### What the task requires
Say how many lines hold the string "型阀门定位器"; please write nothing but the number.

## BEGIN Source data

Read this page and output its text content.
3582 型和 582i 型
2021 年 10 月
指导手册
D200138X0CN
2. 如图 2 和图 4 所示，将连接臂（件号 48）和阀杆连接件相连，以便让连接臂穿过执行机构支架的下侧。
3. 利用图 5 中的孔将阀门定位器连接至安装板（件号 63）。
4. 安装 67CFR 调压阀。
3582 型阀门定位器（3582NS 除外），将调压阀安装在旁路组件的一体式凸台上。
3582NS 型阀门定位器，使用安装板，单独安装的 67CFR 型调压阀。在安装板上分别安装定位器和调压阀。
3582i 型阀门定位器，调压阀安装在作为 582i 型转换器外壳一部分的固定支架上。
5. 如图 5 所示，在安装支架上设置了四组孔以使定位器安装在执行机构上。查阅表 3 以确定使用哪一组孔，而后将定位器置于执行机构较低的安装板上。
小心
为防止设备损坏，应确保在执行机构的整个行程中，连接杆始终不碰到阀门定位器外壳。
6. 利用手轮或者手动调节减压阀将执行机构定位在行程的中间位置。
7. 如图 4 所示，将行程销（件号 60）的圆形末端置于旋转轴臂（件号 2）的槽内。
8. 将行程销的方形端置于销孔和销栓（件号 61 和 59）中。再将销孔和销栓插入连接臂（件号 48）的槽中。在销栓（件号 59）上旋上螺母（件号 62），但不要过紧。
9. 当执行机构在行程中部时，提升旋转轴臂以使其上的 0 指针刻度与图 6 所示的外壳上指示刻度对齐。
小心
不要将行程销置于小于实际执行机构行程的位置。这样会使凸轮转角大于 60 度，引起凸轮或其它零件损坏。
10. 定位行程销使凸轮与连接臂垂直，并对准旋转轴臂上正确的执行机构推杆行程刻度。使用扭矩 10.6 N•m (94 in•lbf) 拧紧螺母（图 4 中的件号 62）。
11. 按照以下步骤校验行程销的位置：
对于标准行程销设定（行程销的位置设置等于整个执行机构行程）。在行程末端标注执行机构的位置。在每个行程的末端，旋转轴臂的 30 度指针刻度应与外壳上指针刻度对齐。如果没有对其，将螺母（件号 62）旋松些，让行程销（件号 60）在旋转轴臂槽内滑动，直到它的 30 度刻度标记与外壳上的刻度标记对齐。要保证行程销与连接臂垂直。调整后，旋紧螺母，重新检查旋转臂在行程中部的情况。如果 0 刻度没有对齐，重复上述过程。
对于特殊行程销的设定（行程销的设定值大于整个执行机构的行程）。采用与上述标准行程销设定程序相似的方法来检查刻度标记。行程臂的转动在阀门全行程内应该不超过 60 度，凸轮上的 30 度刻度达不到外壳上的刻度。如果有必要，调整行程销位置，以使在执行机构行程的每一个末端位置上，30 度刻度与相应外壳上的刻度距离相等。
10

## END Source data

### Worked solution
3